===== Material for this task =====

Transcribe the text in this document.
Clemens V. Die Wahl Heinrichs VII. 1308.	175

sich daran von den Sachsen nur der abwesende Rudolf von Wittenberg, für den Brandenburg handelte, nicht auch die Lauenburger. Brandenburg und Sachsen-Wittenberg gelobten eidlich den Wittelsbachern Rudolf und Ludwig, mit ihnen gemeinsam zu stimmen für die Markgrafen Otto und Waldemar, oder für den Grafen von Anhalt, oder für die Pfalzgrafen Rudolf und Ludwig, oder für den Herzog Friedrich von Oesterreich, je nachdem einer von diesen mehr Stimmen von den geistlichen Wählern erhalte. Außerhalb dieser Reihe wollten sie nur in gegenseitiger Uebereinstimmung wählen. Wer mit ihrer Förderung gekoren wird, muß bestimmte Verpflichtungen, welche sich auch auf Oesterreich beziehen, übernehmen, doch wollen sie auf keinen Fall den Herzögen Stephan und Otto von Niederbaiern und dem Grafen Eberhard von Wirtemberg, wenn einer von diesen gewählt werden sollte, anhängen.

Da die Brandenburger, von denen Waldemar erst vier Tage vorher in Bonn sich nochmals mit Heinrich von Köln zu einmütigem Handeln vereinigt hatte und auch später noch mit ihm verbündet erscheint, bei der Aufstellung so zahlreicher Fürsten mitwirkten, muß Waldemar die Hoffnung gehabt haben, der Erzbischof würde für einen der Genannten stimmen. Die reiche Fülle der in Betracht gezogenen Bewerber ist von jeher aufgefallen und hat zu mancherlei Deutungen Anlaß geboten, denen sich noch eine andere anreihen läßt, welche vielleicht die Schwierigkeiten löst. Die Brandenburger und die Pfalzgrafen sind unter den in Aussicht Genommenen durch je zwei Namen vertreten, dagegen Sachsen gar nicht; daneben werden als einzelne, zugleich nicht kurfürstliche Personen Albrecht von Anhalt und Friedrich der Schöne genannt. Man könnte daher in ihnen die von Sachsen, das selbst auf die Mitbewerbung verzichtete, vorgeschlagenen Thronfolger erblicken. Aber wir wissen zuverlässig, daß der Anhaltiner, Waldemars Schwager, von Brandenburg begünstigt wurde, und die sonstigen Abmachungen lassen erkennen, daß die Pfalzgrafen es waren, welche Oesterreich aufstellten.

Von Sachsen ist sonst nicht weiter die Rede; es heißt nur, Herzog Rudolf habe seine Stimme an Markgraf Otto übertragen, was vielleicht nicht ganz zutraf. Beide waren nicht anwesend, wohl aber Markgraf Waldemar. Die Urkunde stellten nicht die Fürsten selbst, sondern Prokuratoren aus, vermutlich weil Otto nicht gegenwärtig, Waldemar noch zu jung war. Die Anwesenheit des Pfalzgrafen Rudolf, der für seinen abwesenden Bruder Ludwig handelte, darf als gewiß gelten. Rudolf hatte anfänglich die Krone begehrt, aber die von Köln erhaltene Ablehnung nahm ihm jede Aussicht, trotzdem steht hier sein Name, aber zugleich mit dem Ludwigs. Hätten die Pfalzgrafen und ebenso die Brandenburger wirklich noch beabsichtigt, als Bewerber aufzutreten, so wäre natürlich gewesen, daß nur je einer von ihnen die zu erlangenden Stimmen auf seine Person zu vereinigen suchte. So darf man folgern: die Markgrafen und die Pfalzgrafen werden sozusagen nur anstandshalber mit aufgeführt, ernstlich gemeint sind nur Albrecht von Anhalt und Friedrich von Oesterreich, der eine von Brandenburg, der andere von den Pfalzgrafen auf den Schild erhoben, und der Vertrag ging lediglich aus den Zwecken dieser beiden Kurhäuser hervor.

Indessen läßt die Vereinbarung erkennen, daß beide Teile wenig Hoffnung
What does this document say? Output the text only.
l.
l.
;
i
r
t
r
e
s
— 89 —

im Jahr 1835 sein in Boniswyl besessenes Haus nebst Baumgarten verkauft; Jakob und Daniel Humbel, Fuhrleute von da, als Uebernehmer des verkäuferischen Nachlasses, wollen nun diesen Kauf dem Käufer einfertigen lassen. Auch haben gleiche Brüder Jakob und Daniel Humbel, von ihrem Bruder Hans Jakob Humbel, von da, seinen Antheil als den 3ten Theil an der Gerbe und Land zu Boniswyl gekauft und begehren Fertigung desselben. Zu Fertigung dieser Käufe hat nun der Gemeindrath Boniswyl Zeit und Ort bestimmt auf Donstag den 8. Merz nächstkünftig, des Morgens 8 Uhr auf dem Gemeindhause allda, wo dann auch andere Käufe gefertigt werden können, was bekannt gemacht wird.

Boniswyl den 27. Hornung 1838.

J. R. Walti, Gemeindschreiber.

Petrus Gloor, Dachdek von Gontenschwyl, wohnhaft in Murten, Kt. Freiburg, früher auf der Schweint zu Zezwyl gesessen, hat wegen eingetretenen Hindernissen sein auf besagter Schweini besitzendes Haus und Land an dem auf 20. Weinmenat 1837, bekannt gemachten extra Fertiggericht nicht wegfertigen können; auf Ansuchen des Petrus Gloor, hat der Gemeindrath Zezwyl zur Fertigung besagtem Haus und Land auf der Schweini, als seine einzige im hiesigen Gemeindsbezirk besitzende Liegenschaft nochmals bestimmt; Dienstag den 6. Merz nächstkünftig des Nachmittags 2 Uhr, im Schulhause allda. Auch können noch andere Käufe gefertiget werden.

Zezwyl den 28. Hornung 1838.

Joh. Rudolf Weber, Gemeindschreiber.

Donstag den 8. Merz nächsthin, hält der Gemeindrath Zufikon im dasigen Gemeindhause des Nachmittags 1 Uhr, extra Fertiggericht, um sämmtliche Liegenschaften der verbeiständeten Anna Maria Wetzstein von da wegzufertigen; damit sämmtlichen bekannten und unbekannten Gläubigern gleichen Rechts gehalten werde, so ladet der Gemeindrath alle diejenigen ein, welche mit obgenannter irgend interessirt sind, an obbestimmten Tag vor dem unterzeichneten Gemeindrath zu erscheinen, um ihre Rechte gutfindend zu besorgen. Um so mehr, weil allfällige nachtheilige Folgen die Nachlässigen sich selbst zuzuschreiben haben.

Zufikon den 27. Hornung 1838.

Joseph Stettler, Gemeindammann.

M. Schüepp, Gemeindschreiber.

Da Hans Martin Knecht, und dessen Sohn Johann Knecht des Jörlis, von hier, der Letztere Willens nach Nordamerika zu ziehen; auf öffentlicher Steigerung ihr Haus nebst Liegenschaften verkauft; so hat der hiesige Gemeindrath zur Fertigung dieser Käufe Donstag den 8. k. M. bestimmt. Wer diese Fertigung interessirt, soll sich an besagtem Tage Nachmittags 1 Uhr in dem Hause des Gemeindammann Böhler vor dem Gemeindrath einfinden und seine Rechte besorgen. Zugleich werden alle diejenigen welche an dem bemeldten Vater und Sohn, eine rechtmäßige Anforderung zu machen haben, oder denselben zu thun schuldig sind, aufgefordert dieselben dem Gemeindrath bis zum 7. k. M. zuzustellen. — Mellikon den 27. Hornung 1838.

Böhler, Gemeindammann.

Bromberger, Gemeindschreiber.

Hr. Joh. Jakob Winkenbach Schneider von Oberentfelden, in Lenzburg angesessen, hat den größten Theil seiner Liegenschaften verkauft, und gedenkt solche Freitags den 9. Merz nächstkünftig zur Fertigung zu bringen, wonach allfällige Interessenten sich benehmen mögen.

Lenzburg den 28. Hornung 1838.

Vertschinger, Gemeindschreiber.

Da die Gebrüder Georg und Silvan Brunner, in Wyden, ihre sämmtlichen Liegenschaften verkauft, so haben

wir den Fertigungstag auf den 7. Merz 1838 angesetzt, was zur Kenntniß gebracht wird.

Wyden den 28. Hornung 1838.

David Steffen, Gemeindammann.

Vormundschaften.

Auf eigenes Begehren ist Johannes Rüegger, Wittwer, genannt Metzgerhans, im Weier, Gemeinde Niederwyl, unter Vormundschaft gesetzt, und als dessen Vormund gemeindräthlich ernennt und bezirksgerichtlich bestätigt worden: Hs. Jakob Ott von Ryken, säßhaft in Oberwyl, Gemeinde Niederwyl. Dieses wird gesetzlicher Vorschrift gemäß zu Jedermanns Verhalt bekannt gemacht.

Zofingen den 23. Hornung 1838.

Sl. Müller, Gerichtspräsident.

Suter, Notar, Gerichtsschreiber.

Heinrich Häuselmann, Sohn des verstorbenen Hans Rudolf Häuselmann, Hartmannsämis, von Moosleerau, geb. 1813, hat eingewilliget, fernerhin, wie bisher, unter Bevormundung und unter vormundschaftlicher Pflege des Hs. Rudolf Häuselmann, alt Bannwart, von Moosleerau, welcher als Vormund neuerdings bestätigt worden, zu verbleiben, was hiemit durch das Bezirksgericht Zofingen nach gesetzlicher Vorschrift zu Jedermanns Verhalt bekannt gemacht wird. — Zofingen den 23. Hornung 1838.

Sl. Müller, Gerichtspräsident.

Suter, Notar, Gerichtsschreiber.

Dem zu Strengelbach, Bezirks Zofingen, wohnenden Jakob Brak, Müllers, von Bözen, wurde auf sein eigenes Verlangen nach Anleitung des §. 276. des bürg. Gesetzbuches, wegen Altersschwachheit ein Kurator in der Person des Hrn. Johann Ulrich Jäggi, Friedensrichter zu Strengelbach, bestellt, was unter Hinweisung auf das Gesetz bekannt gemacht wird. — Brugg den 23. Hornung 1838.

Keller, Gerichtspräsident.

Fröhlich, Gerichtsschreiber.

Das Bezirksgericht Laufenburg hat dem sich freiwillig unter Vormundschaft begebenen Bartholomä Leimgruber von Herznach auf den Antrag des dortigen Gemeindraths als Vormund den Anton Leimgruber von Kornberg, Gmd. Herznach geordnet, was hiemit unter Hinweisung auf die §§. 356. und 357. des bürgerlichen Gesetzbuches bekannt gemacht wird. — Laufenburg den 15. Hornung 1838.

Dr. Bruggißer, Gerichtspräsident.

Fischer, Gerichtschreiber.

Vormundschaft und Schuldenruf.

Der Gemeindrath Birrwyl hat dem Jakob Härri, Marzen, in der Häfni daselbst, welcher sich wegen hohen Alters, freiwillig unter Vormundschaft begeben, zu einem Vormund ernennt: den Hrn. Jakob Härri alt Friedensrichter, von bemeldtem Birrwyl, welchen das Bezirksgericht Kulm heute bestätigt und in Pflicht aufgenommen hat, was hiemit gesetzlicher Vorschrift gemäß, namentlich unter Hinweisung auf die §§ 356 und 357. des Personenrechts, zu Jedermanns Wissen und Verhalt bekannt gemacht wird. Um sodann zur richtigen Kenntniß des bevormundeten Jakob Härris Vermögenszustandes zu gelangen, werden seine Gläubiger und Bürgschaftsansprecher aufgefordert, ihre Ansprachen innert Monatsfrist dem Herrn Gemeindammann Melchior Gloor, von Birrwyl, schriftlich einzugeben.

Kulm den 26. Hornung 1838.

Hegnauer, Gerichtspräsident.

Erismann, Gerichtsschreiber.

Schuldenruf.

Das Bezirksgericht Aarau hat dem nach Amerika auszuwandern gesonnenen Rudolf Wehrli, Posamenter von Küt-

=====

# [Directions for this task]
Review the entries above and return every line where "Land" appears.

# [The completed task]
im Jahr 1835 sein in Boniswyl besessenes Haus nebst Baumgarten verkauft; Jakob und Daniel Humbel, Fuhrleute von da, als Uebernehmer des verkäuferischen Nachlasses, wollen nun diesen Kauf dem Käufer einfertigen lassen. Auch haben gleiche Brüder Jakob und Daniel Humbel, von ihrem Bruder Hans Jakob Humbel, von da, seinen Antheil als den 3ten Theil an der Gerbe und Land zu Boniswyl gekauft und begehren Fertigung desselben. Zu Fertigung dieser Käufe hat nun der Gemeindrath Boniswyl Zeit und Ort bestimmt auf Donstag den 8. Merz nächstkünftig, des Morgens 8 Uhr auf dem Gemeindhause allda, wo dann auch andere Käufe gefertigt werden können, was bekannt gemacht wird.
Petrus Gloor, Dachdek von Gontenschwyl, wohnhaft in Murten, Kt. Freiburg, früher auf der Schweint zu Zezwyl gesessen, hat wegen eingetretenen Hindernissen sein auf besagter Schweini besitzendes Haus und Land an dem auf 20. Weinmenat 1837, bekannt gemachten extra Fertiggericht nicht wegfertigen können; auf Ansuchen des Petrus Gloor, hat der Gemeindrath Zezwyl zur Fertigung besagtem Haus und Land auf der Schweini, als seine einzige im hiesigen Gemeindsbezirk besitzende Liegenschaft nochmals bestimmt; Dienstag den 6. Merz nächstkünftig des Nachmittags 2 Uhr, im Schulhause allda. Auch können noch andere Käufe gefertiget werden.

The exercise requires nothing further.